[Your instructions] Write only the number of lines in the records beneath that hold "Arbeit".

(Data records)

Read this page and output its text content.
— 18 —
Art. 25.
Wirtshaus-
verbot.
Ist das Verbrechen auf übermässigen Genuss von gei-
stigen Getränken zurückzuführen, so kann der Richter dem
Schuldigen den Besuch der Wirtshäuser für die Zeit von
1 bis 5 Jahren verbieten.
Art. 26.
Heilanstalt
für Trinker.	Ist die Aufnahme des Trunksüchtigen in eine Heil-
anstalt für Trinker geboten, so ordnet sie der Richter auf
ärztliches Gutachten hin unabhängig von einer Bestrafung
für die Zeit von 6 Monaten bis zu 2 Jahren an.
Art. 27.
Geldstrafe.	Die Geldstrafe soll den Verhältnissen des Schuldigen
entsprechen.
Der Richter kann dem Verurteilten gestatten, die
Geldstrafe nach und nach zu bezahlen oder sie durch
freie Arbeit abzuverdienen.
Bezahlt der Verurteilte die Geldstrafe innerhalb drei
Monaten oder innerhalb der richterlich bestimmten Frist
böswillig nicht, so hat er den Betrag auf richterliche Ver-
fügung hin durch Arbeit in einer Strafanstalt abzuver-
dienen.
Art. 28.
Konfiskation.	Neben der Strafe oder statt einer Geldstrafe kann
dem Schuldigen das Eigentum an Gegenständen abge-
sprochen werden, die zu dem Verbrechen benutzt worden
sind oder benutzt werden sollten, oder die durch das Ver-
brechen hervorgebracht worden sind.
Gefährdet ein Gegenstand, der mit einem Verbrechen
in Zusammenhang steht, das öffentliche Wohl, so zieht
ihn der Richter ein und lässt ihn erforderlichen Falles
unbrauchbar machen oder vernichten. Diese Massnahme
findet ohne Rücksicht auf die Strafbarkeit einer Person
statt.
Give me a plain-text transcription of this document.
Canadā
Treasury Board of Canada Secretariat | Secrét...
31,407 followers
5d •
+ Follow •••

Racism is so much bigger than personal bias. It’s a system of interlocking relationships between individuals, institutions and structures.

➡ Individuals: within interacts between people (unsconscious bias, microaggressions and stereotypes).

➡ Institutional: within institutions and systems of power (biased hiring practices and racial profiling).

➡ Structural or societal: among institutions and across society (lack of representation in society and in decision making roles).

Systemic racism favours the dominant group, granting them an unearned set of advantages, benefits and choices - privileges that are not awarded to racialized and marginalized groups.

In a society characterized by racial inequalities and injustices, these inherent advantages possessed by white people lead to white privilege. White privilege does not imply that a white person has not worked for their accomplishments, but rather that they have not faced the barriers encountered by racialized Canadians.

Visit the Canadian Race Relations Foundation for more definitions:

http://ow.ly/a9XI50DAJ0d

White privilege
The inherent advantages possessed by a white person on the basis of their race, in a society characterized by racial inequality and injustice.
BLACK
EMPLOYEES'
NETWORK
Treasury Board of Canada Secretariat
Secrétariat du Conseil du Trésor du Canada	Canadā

[Output of the exercise] 2